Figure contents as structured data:
'''

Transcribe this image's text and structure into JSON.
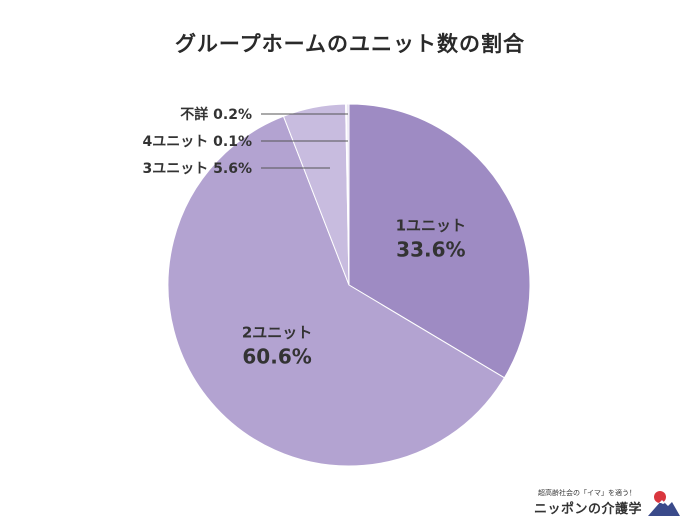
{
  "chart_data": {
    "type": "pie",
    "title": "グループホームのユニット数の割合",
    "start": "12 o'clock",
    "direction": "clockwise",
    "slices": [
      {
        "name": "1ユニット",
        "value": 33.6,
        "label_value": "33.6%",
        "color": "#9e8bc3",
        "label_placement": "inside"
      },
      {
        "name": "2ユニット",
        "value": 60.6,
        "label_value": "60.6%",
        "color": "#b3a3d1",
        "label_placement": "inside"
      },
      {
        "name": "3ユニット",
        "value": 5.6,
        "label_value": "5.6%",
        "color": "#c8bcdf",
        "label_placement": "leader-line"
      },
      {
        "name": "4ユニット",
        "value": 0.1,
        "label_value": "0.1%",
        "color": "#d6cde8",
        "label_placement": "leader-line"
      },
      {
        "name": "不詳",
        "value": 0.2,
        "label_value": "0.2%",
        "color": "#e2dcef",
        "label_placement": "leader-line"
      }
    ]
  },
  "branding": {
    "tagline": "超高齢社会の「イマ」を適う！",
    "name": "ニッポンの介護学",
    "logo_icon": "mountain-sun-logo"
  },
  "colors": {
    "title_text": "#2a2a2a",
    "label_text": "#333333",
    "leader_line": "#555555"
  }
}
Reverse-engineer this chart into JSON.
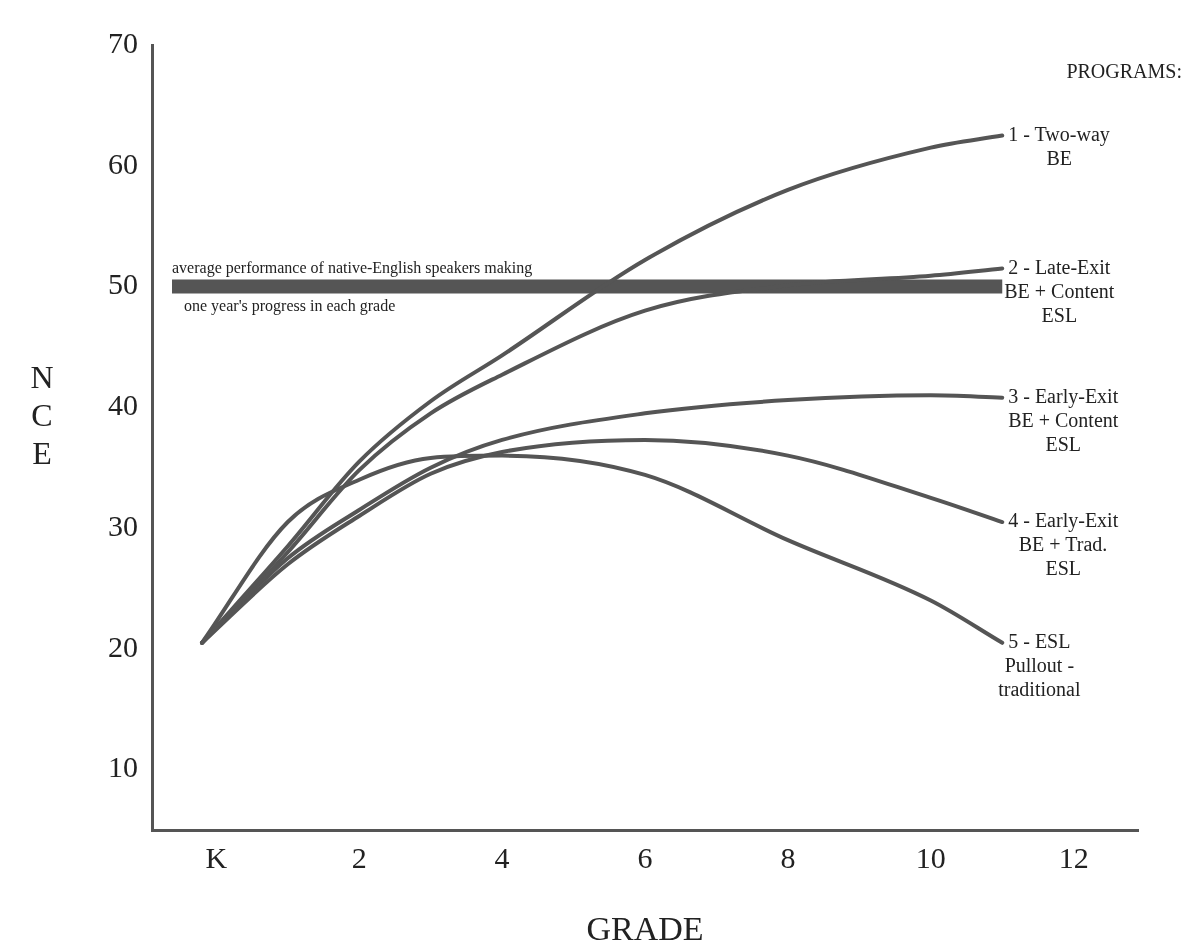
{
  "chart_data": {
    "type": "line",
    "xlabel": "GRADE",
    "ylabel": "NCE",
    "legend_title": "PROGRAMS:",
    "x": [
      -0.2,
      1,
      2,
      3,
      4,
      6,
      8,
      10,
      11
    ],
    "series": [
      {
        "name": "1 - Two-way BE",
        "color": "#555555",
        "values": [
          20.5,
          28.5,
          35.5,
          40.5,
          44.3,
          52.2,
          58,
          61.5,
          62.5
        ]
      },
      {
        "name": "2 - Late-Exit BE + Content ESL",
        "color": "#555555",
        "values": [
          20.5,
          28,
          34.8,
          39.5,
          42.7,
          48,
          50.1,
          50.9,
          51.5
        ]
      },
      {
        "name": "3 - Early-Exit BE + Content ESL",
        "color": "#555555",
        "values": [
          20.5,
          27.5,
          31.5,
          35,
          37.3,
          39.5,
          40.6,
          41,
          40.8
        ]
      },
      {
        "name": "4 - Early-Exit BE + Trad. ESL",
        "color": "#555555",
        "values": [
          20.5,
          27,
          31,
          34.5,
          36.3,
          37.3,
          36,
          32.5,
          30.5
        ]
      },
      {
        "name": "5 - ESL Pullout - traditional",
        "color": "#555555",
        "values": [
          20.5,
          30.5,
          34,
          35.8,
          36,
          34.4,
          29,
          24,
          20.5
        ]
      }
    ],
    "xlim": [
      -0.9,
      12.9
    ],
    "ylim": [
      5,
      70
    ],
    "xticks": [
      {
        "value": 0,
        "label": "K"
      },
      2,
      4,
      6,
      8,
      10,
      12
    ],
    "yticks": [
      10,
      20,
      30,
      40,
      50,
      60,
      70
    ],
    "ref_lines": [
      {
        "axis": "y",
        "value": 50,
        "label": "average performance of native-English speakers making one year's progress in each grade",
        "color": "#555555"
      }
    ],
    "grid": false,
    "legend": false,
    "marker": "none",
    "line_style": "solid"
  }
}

'''

Which lines contain "Early"? Copy each of them.

(Task response)
        "name": "3 - Early-Exit BE + Content ESL",
        "name": "4 - Early-Exit BE + Trad. ESL",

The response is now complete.